#### [Instructions to follow]
Reproduce every record below exactly as it appears.

____ Stored records

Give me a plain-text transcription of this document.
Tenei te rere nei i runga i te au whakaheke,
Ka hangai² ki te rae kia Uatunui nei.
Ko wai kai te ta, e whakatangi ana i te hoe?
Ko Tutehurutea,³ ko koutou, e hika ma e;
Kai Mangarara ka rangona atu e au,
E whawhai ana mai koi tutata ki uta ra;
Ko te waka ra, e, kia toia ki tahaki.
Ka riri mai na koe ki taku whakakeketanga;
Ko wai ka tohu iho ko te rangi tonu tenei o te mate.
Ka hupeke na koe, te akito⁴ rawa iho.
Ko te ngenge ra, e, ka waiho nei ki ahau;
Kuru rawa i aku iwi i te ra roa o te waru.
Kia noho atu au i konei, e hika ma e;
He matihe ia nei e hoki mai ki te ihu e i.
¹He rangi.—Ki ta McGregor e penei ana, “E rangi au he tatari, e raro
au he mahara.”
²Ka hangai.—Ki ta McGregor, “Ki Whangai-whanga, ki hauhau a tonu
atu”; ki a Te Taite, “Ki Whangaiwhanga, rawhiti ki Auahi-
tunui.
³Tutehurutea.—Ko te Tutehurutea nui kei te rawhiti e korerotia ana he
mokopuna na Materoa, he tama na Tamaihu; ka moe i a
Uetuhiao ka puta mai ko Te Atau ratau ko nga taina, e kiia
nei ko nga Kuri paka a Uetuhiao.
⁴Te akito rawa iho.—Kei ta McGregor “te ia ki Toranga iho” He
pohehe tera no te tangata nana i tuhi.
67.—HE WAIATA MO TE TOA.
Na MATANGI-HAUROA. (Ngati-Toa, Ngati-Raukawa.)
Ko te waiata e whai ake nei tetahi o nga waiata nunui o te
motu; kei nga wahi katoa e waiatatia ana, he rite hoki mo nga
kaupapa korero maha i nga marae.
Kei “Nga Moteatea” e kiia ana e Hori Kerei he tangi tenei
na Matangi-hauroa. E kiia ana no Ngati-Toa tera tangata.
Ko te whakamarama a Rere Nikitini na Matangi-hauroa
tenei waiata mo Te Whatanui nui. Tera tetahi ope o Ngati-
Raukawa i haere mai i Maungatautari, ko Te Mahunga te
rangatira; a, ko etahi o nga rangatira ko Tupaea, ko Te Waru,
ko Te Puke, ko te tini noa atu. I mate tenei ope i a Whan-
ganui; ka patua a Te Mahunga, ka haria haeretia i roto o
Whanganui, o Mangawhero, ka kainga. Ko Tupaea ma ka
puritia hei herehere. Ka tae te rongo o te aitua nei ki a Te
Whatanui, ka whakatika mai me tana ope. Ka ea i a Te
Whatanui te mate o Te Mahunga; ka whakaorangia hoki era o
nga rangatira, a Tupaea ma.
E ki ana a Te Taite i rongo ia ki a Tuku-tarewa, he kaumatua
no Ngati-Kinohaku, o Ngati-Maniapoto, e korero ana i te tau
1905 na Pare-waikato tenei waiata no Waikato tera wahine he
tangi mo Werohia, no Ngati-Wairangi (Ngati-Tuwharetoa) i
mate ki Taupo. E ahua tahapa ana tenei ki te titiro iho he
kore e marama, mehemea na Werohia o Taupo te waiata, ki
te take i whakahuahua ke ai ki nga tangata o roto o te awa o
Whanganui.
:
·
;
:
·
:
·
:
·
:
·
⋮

________

#### [Solution to the problem]
Give me a plain-text transcription of this document.
Tenei te rere nei i runga i te au whakaheke,
Ka hangai² ki te rae kia Uatunui nei.
Ko wai kai te ta, e whakatangi ana i te hoe?
Ko Tutehurutea,³ ko koutou, e hika ma e;
Kai Mangarara ka rangona atu e au,
E whawhai ana mai koi tutata ki uta ra;
Ko te waka ra, e, kia toia ki tahaki.
Ka riri mai na koe ki taku whakakeketanga;
Ko wai ka tohu iho ko te rangi tonu tenei o te mate.
Ka hupeke na koe, te akito⁴ rawa iho.
Ko te ngenge ra, e, ka waiho nei ki ahau;
Kuru rawa i aku iwi i te ra roa o te waru.
Kia noho atu au i konei, e hika ma e;
He matihe ia nei e hoki mai ki te ihu e i.
¹He rangi.—Ki ta McGregor e penei ana, “E rangi au he tatari, e raro
au he mahara.”
²Ka hangai.—Ki ta McGregor, “Ki Whangai-whanga, ki hauhau a tonu
atu”; ki a Te Taite, “Ki Whangaiwhanga, rawhiti ki Auahi-
tunui.
³Tutehurutea.—Ko te Tutehurutea nui kei te rawhiti e korerotia ana he
mokopuna na Materoa, he tama na Tamaihu; ka moe i a
Uetuhiao ka puta mai ko Te Atau ratau ko nga taina, e kiia
nei ko nga Kuri paka a Uetuhiao.
⁴Te akito rawa iho.—Kei ta McGregor “te ia ki Toranga iho” He
pohehe tera no te tangata nana i tuhi.
67.—HE WAIATA MO TE TOA.
Na MATANGI-HAUROA. (Ngati-Toa, Ngati-Raukawa.)
Ko te waiata e whai ake nei tetahi o nga waiata nunui o te
motu; kei nga wahi katoa e waiatatia ana, he rite hoki mo nga
kaupapa korero maha i nga marae.
Kei “Nga Moteatea” e kiia ana e Hori Kerei he tangi tenei
na Matangi-hauroa. E kiia ana no Ngati-Toa tera tangata.
Ko te whakamarama a Rere Nikitini na Matangi-hauroa
tenei waiata mo Te Whatanui nui. Tera tetahi ope o Ngati-
Raukawa i haere mai i Maungatautari, ko Te Mahunga te
rangatira; a, ko etahi o nga rangatira ko Tupaea, ko Te Waru,
ko Te Puke, ko te tini noa atu. I mate tenei ope i a Whan-
ganui; ka patua a Te Mahunga, ka haria haeretia i roto o
Whanganui, o Mangawhero, ka kainga. Ko Tupaea ma ka
puritia hei herehere. Ka tae te rongo o te aitua nei ki a Te
Whatanui, ka whakatika mai me tana ope. Ka ea i a Te
Whatanui te mate o Te Mahunga; ka whakaorangia hoki era o
nga rangatira, a Tupaea ma.
E ki ana a Te Taite i rongo ia ki a Tuku-tarewa, he kaumatua
no Ngati-Kinohaku, o Ngati-Maniapoto, e korero ana i te tau
1905 na Pare-waikato tenei waiata no Waikato tera wahine he
tangi mo Werohia, no Ngati-Wairangi (Ngati-Tuwharetoa) i
mate ki Taupo. E ahua tahapa ana tenei ki te titiro iho he
kore e marama, mehemea na Werohia o Taupo te waiata, ki
te take i whakahuahua ke ai ki nga tangata o roto o te awa o
Whanganui.
:
·
;
:
·
:
·
:
·
:
·
⋮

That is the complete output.